* MATERIAL PROVIDED *
:::::

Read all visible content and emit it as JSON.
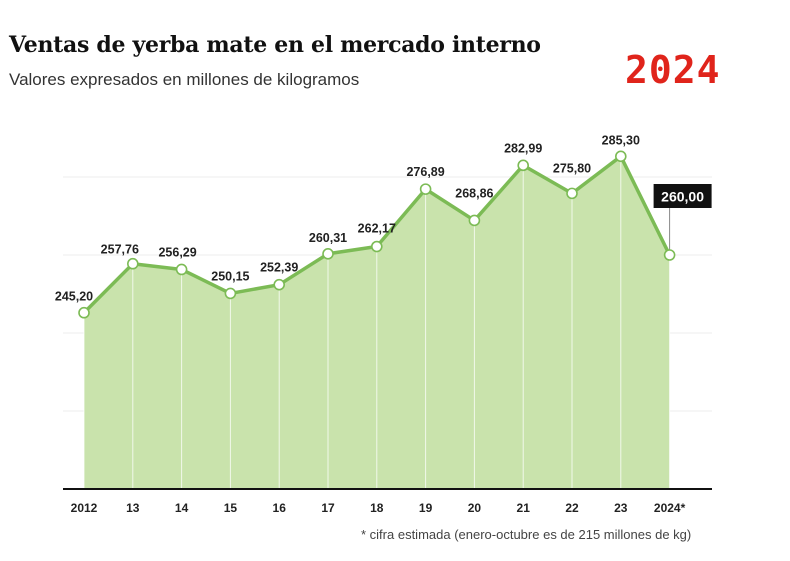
{
  "header": {
    "title": "Ventas de yerba mate en el mercado interno",
    "subtitle": "Valores expresados en millones de kilogramos",
    "year_badge": "2024"
  },
  "footnote": "* cifra estimada (enero-octubre es de 215 millones de kg)",
  "colors": {
    "area_fill": "#c9e3ac",
    "line": "#7cbb55",
    "highlight_bg": "#111111",
    "badge": "#e0241b"
  },
  "chart_data": {
    "type": "area",
    "title": "Ventas de yerba mate en el mercado interno",
    "subtitle": "Valores expresados en millones de kilogramos",
    "xlabel": "",
    "ylabel": "",
    "categories": [
      "2012",
      "13",
      "14",
      "15",
      "16",
      "17",
      "18",
      "19",
      "20",
      "21",
      "22",
      "23",
      "2024*"
    ],
    "values": [
      245.2,
      257.76,
      256.29,
      250.15,
      252.39,
      260.31,
      262.17,
      276.89,
      268.86,
      282.99,
      275.8,
      285.3,
      260.0
    ],
    "labels": [
      "245,20",
      "257,76",
      "256,29",
      "250,15",
      "252,39",
      "260,31",
      "262,17",
      "276,89",
      "268,86",
      "282,99",
      "275,80",
      "285,30",
      "260,00"
    ],
    "highlight_index": 12,
    "ylim": [
      200,
      300
    ],
    "grid": true,
    "legend": "none"
  }
}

:::::

* WHAT THE TASK REQUIRES *
Print every entry exactly as written, without the pictures.

* SOLUTION TO THE EXERCISE *
Read all visible content and emit it as JSON.
{
  "header": {
    "title": "Ventas de yerba mate en el mercado interno",
    "subtitle": "Valores expresados en millones de kilogramos",
    "year_badge": "2024"
  },
  "footnote": "* cifra estimada (enero-octubre es de 215 millones de kg)",
  "colors": {
    "area_fill": "#c9e3ac",
    "line": "#7cbb55",
    "highlight_bg": "#111111",
    "badge": "#e0241b"
  },
  "chart_data": {
    "type": "area",
    "title": "Ventas de yerba mate en el mercado interno",
    "subtitle": "Valores expresados en millones de kilogramos",
    "xlabel": "",
    "ylabel": "",
    "categories": [
      "2012",
      "13",
      "14",
      "15",
      "16",
      "17",
      "18",
      "19",
      "20",
      "21",
      "22",
      "23",
      "2024*"
    ],
    "values": [
      245.2,
      257.76,
      256.29,
      250.15,
      252.39,
      260.31,
      262.17,
      276.89,
      268.86,
      282.99,
      275.8,
      285.3,
      260.0
    ],
    "labels": [
      "245,20",
      "257,76",
      "256,29",
      "250,15",
      "252,39",
      "260,31",
      "262,17",
      "276,89",
      "268,86",
      "282,99",
      "275,80",
      "285,30",
      "260,00"
    ],
    "highlight_index": 12,
    "ylim": [
      200,
      300
    ],
    "grid": true,
    "legend": "none"
  }
}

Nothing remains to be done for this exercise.